Go through the lines below. Copy those with "color".

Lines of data
--------------------------------

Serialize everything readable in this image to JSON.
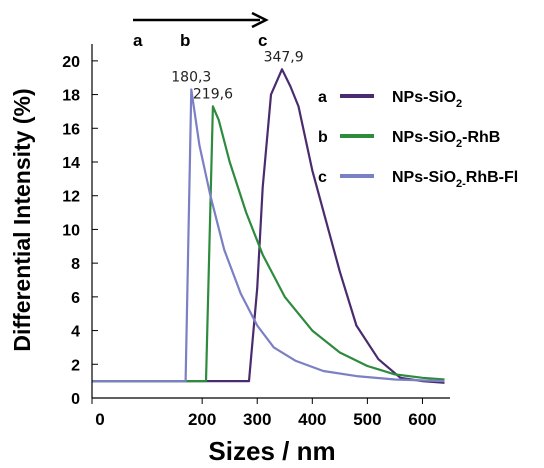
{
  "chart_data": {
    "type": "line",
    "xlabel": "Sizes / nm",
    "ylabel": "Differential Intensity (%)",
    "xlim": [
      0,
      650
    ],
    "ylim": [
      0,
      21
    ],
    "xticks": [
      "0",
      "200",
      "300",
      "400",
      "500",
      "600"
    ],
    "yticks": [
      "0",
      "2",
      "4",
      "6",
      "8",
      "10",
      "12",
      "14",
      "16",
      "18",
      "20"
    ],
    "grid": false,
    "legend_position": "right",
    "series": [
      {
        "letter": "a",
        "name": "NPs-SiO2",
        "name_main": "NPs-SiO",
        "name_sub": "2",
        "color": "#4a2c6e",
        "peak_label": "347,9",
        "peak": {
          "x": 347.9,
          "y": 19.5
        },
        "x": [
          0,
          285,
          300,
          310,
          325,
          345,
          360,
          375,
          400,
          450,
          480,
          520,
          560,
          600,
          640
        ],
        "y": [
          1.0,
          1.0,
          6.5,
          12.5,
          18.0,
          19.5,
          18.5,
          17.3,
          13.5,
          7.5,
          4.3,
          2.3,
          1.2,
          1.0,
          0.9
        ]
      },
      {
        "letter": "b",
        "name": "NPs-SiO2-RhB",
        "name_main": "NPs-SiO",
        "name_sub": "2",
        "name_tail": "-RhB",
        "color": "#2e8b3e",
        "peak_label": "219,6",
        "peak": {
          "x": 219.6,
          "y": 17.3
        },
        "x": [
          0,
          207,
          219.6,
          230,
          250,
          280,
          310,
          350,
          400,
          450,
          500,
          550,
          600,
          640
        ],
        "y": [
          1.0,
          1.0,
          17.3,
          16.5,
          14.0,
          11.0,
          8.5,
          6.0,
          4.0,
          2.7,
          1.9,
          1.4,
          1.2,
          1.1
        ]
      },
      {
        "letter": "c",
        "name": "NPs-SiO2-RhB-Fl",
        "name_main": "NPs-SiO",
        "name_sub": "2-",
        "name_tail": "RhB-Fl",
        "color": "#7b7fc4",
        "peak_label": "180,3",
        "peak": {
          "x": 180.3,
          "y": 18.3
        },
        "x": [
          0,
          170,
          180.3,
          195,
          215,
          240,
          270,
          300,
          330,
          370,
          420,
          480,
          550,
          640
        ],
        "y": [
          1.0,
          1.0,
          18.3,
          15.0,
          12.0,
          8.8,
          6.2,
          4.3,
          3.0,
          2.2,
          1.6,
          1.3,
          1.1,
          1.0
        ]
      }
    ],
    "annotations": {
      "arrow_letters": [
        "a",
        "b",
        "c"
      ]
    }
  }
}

--------------------------------

▸ **Result of this task**:
        "color": "#4a2c6e",
        "color": "#2e8b3e",
        "color": "#7b7fc4",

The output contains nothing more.